• Task description:
Each line containing the word "below" needs to be copied.

• Supplied material:
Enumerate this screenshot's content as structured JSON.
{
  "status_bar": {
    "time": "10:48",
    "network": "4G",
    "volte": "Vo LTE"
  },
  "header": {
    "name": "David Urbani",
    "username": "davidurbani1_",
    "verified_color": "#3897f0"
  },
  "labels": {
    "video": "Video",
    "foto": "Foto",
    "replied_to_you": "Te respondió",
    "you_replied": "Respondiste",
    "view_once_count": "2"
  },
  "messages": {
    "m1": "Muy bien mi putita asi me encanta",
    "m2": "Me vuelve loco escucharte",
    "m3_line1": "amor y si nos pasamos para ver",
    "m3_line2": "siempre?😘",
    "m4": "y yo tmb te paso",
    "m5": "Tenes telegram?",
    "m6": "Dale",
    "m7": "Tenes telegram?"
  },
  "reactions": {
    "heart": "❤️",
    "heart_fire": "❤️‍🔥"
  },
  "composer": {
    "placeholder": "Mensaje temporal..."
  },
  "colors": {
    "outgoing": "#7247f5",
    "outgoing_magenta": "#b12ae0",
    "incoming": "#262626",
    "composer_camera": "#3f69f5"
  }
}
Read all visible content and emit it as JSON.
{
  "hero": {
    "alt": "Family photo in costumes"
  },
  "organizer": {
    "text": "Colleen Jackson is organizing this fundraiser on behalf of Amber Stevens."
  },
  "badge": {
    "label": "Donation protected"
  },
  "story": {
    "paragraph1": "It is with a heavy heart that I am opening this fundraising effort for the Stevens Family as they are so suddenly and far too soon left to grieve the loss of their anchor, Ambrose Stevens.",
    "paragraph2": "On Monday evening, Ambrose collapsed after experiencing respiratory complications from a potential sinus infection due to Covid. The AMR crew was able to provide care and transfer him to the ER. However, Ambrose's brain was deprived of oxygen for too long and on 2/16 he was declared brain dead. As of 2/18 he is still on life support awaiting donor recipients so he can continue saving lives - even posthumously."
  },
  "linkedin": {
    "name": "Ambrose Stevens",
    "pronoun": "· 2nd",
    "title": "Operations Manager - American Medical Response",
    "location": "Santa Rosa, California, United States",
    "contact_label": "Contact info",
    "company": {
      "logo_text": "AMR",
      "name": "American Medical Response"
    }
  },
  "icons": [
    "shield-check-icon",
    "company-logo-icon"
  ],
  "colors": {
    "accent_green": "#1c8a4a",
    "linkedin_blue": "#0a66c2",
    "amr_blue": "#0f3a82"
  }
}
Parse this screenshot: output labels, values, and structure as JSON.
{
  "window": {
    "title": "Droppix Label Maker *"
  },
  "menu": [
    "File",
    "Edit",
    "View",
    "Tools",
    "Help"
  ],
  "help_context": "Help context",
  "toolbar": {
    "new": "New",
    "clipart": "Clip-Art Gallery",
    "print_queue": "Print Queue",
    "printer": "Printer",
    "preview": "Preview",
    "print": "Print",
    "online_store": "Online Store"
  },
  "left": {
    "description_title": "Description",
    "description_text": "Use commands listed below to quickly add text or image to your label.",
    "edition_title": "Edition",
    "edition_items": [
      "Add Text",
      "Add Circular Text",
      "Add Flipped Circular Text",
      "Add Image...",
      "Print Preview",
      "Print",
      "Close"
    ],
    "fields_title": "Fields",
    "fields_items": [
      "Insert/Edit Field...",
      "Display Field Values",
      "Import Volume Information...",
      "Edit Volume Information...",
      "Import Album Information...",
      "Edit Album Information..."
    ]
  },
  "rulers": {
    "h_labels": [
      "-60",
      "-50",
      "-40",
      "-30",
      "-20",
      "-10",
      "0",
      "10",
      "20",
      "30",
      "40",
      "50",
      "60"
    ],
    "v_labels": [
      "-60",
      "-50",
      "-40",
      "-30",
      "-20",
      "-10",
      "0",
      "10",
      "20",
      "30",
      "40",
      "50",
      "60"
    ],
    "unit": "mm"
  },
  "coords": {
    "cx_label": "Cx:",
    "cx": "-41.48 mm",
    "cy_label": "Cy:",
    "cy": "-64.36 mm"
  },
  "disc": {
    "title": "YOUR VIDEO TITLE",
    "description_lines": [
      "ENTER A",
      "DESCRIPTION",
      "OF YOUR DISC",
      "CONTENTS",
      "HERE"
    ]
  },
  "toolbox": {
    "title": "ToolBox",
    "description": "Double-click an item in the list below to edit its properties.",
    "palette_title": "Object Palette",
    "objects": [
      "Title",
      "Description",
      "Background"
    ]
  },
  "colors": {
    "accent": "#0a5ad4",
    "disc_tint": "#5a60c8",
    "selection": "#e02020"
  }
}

• Final answer:
    "description_text": "Use commands listed below to quickly add text or image to your label.",
    "description": "Double-click an item in the list below to edit its properties.",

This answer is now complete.